> [The request] Give an exact transcription of every line, dropping the images.

> [Records supplied]
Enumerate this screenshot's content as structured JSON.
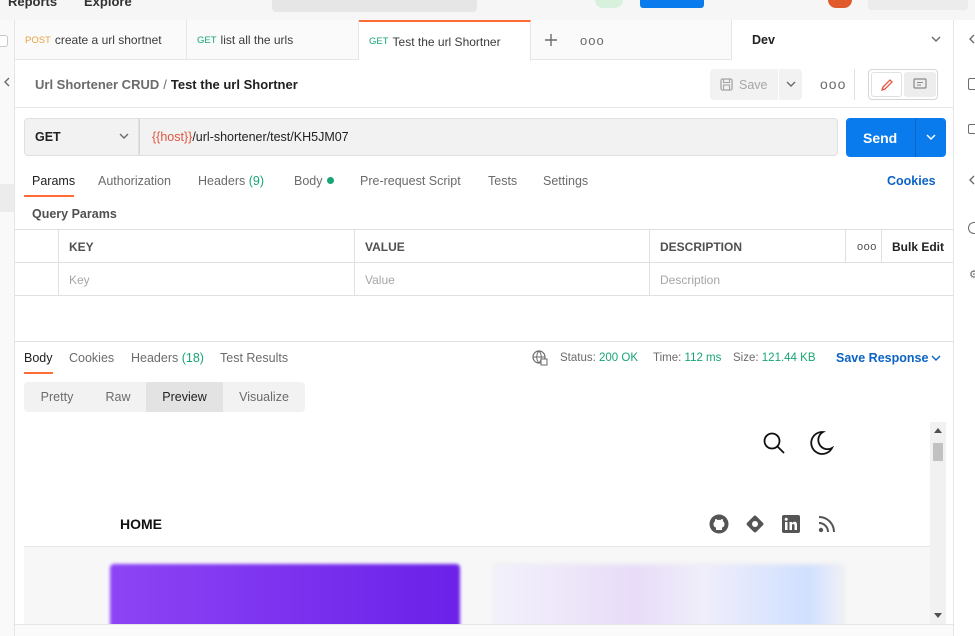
{
  "topbar": {
    "reports": "Reports",
    "explore": "Explore"
  },
  "tabs": [
    {
      "method": "POST",
      "label": "create a url shortnet"
    },
    {
      "method": "GET",
      "label": "list all the urls"
    },
    {
      "method": "GET",
      "label": "Test the url Shortner"
    }
  ],
  "environment": {
    "selected": "Dev"
  },
  "breadcrumb": {
    "collection": "Url Shortener CRUD",
    "separator": "/",
    "request": "Test the url Shortner"
  },
  "actions": {
    "save_label": "Save"
  },
  "request": {
    "method": "GET",
    "url_variable": "{{host}}",
    "url_path": "/url-shortener/test/KH5JM07",
    "send_label": "Send"
  },
  "request_tabs": {
    "params": "Params",
    "authorization": "Authorization",
    "headers": "Headers",
    "headers_count": "(9)",
    "body": "Body",
    "prerequest": "Pre-request Script",
    "tests": "Tests",
    "settings": "Settings",
    "cookies": "Cookies"
  },
  "query_params": {
    "title": "Query Params",
    "columns": {
      "key": "KEY",
      "value": "VALUE",
      "description": "DESCRIPTION",
      "bulk_edit": "Bulk Edit"
    },
    "placeholders": {
      "key": "Key",
      "value": "Value",
      "description": "Description"
    }
  },
  "response_tabs": {
    "body": "Body",
    "cookies": "Cookies",
    "headers": "Headers",
    "headers_count": "(18)",
    "test_results": "Test Results"
  },
  "response_meta": {
    "status_label": "Status:",
    "status_value": "200 OK",
    "time_label": "Time:",
    "time_value": "112 ms",
    "size_label": "Size:",
    "size_value": "121.44 KB",
    "save_response": "Save Response"
  },
  "view_modes": [
    "Pretty",
    "Raw",
    "Preview",
    "Visualize"
  ],
  "view_modes_selected": "Preview",
  "preview": {
    "nav_home": "HOME"
  },
  "colors": {
    "accent": "#ff6c37",
    "send_blue": "#097bed",
    "link_blue": "#0b63c4",
    "status_green": "#17a673",
    "variable_red": "#e2563f"
  }
}
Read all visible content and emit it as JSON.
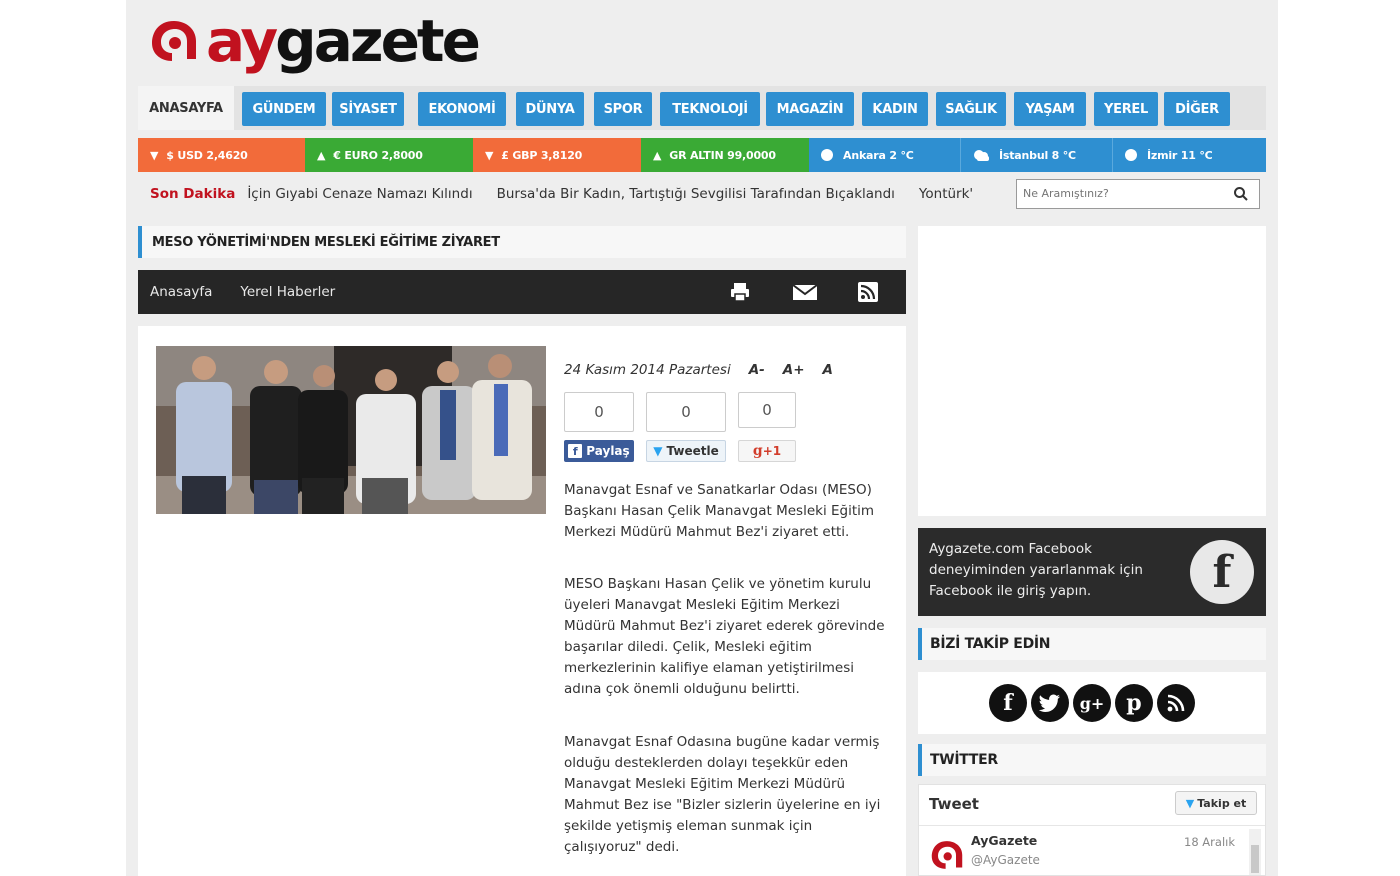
{
  "site": {
    "logo_ay": "ay",
    "logo_gazete": "gazete",
    "brand_color": "#c1121f",
    "accent": "#2e8fd1"
  },
  "nav": {
    "home": "ANASAYFA",
    "items": [
      "GÜNDEM",
      "SİYASET",
      "EKONOMİ",
      "DÜNYA",
      "SPOR",
      "TEKNOLOJİ",
      "MAGAZİN",
      "KADIN",
      "SAĞLIK",
      "YAŞAM",
      "YEREL",
      "DİĞER"
    ]
  },
  "ticker": [
    {
      "arrow": "▼",
      "text": "$ USD 2,4620",
      "color": "#f26b3a"
    },
    {
      "arrow": "▲",
      "text": "€ EURO 2,8000",
      "color": "#3aaa35"
    },
    {
      "arrow": "▼",
      "text": "£ GBP 3,8120",
      "color": "#f26b3a"
    },
    {
      "arrow": "▲",
      "text": "GR ALTIN 99,0000",
      "color": "#3aaa35"
    },
    {
      "icon": "sun-icon",
      "text": "Ankara 2 °C",
      "color": "#2e8fd1"
    },
    {
      "icon": "cloud-icon",
      "text": "İstanbul 8 °C",
      "color": "#2e8fd1"
    },
    {
      "icon": "sun-icon",
      "text": "İzmir 11 °C",
      "color": "#2e8fd1"
    }
  ],
  "breaking": {
    "label": "Son Dakika",
    "news": [
      "İçin Gıyabi Cenaze Namazı Kılındı",
      "Bursa'da Bir Kadın, Tartıştığı Sevgilisi Tarafından Bıçaklandı",
      "Yontürk'"
    ]
  },
  "search": {
    "placeholder": "Ne Aramıştınız?"
  },
  "article": {
    "title": "MESO YÖNETİMİ'NDEN MESLEKİ EĞİTİME ZİYARET",
    "breadcrumb": [
      "Anasayfa",
      "Yerel Haberler"
    ],
    "date": "24 Kasım 2014 Pazartesi",
    "font_buttons": [
      "A-",
      "A+",
      "A"
    ],
    "counts": [
      "0",
      "0",
      "0"
    ],
    "share": {
      "facebook": "Paylaş",
      "twitter": "Tweetle",
      "gplus": "+1"
    },
    "paragraphs": [
      "Manavgat Esnaf ve Sanatkarlar Odası (MESO) Başkanı Hasan Çelik Manavgat Mesleki Eğitim Merkezi Müdürü Mahmut Bez'i ziyaret etti.",
      "MESO Başkanı Hasan Çelik ve yönetim kurulu üyeleri Manavgat Mesleki Eğitim Merkezi Müdürü Mahmut Bez'i ziyaret ederek görevinde başarılar diledi. Çelik, Mesleki eğitim merkezlerinin kalifiye elaman yetiştirilmesi adına çok önemli olduğunu belirtti.",
      "Manavgat Esnaf Odasına bugüne kadar vermiş olduğu desteklerden dolayı teşekkür eden Manavgat Mesleki Eğitim Merkezi Müdürü Mahmut Bez ise \"Bizler sizlerin üyelerine en iyi şekilde yetişmiş eleman sunmak için çalışıyoruz\" dedi."
    ]
  },
  "sidebar": {
    "facebook_text": "Aygazete.com Facebook deneyiminden yararlanmak için Facebook ile giriş yapın.",
    "facebook_glyph": "f",
    "follow_title": "BİZİ TAKİP EDİN",
    "follow_icons": [
      "facebook-icon",
      "twitter-icon",
      "googleplus-icon",
      "pinterest-icon",
      "rss-icon"
    ],
    "twitter_title": "TWİTTER",
    "tweet_label": "Tweet",
    "follow_btn": "Takip et",
    "tweet_name": "AyGazete",
    "tweet_handle": "@AyGazete",
    "tweet_date": "18 Aralık"
  }
}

> [Task result]
Enumerate this screenshot's content as structured JSON.
{
  "topbar": {
    "reports": "Reports",
    "explore": "Explore"
  },
  "tabs": [
    {
      "method": "POST",
      "label": "create a url shortnet"
    },
    {
      "method": "GET",
      "label": "list all the urls"
    },
    {
      "method": "GET",
      "label": "Test the url Shortner"
    }
  ],
  "environment": {
    "selected": "Dev"
  },
  "breadcrumb": {
    "collection": "Url Shortener CRUD",
    "separator": "/",
    "request": "Test the url Shortner"
  },
  "actions": {
    "save_label": "Save"
  },
  "request": {
    "method": "GET",
    "url_variable": "{{host}}",
    "url_path": "/url-shortener/test/KH5JM07",
    "send_label": "Send"
  },
  "request_tabs": {
    "params": "Params",
    "authorization": "Authorization",
    "headers": "Headers",
    "headers_count": "(9)",
    "body": "Body",
    "prerequest": "Pre-request Script",
    "tests": "Tests",
    "settings": "Settings",
    "cookies": "Cookies"
  },
  "query_params": {
    "title": "Query Params",
    "columns": {
      "key": "KEY",
      "value": "VALUE",
      "description": "DESCRIPTION",
      "bulk_edit": "Bulk Edit"
    },
    "placeholders": {
      "key": "Key",
      "value": "Value",
      "description": "Description"
    }
  },
  "response_tabs": {
    "body": "Body",
    "cookies": "Cookies",
    "headers": "Headers",
    "headers_count": "(18)",
    "test_results": "Test Results"
  },
  "response_meta": {
    "status_label": "Status:",
    "status_value": "200 OK",
    "time_label": "Time:",
    "time_value": "112 ms",
    "size_label": "Size:",
    "size_value": "121.44 KB",
    "save_response": "Save Response"
  },
  "view_modes": [
    "Pretty",
    "Raw",
    "Preview",
    "Visualize"
  ],
  "view_modes_selected": "Preview",
  "preview": {
    "nav_home": "HOME"
  },
  "colors": {
    "accent": "#ff6c37",
    "send_blue": "#097bed",
    "link_blue": "#0b63c4",
    "status_green": "#17a673",
    "variable_red": "#e2563f"
  }
}
Read all visible content and emit it as JSON.
{
  "site": {
    "logo_ay": "ay",
    "logo_gazete": "gazete",
    "brand_color": "#c1121f",
    "accent": "#2e8fd1"
  },
  "nav": {
    "home": "ANASAYFA",
    "items": [
      "GÜNDEM",
      "SİYASET",
      "EKONOMİ",
      "DÜNYA",
      "SPOR",
      "TEKNOLOJİ",
      "MAGAZİN",
      "KADIN",
      "SAĞLIK",
      "YAŞAM",
      "YEREL",
      "DİĞER"
    ]
  },
  "ticker": [
    {
      "arrow": "▼",
      "text": "$ USD 2,4620",
      "color": "#f26b3a"
    },
    {
      "arrow": "▲",
      "text": "€ EURO 2,8000",
      "color": "#3aaa35"
    },
    {
      "arrow": "▼",
      "text": "£ GBP 3,8120",
      "color": "#f26b3a"
    },
    {
      "arrow": "▲",
      "text": "GR ALTIN 99,0000",
      "color": "#3aaa35"
    },
    {
      "icon": "sun-icon",
      "text": "Ankara 2 °C",
      "color": "#2e8fd1"
    },
    {
      "icon": "cloud-icon",
      "text": "İstanbul 8 °C",
      "color": "#2e8fd1"
    },
    {
      "icon": "sun-icon",
      "text": "İzmir 11 °C",
      "color": "#2e8fd1"
    }
  ],
  "breaking": {
    "label": "Son Dakika",
    "news": [
      "İçin Gıyabi Cenaze Namazı Kılındı",
      "Bursa'da Bir Kadın, Tartıştığı Sevgilisi Tarafından Bıçaklandı",
      "Yontürk'"
    ]
  },
  "search": {
    "placeholder": "Ne Aramıştınız?"
  },
  "article": {
    "title": "MESO YÖNETİMİ'NDEN MESLEKİ EĞİTİME ZİYARET",
    "breadcrumb": [
      "Anasayfa",
      "Yerel Haberler"
    ],
    "date": "24 Kasım 2014 Pazartesi",
    "font_buttons": [
      "A-",
      "A+",
      "A"
    ],
    "counts": [
      "0",
      "0",
      "0"
    ],
    "share": {
      "facebook": "Paylaş",
      "twitter": "Tweetle",
      "gplus": "+1"
    },
    "paragraphs": [
      "Manavgat Esnaf ve Sanatkarlar Odası (MESO) Başkanı Hasan Çelik Manavgat Mesleki Eğitim Merkezi Müdürü Mahmut Bez'i ziyaret etti.",
      "MESO Başkanı Hasan Çelik ve yönetim kurulu üyeleri Manavgat Mesleki Eğitim Merkezi Müdürü Mahmut Bez'i ziyaret ederek görevinde başarılar diledi. Çelik, Mesleki eğitim merkezlerinin kalifiye elaman yetiştirilmesi adına çok önemli olduğunu belirtti.",
      "Manavgat Esnaf Odasına bugüne kadar vermiş olduğu desteklerden dolayı teşekkür eden Manavgat Mesleki Eğitim Merkezi Müdürü Mahmut Bez ise \"Bizler sizlerin üyelerine en iyi şekilde yetişmiş eleman sunmak için çalışıyoruz\" dedi."
    ]
  },
  "sidebar": {
    "facebook_text": "Aygazete.com Facebook deneyiminden yararlanmak için Facebook ile giriş yapın.",
    "facebook_glyph": "f",
    "follow_title": "BİZİ TAKİP EDİN",
    "follow_icons": [
      "facebook-icon",
      "twitter-icon",
      "googleplus-icon",
      "pinterest-icon",
      "rss-icon"
    ],
    "twitter_title": "TWİTTER",
    "tweet_label": "Tweet",
    "follow_btn": "Takip et",
    "tweet_name": "AyGazete",
    "tweet_handle": "@AyGazete",
    "tweet_date": "18 Aralık"
  }
}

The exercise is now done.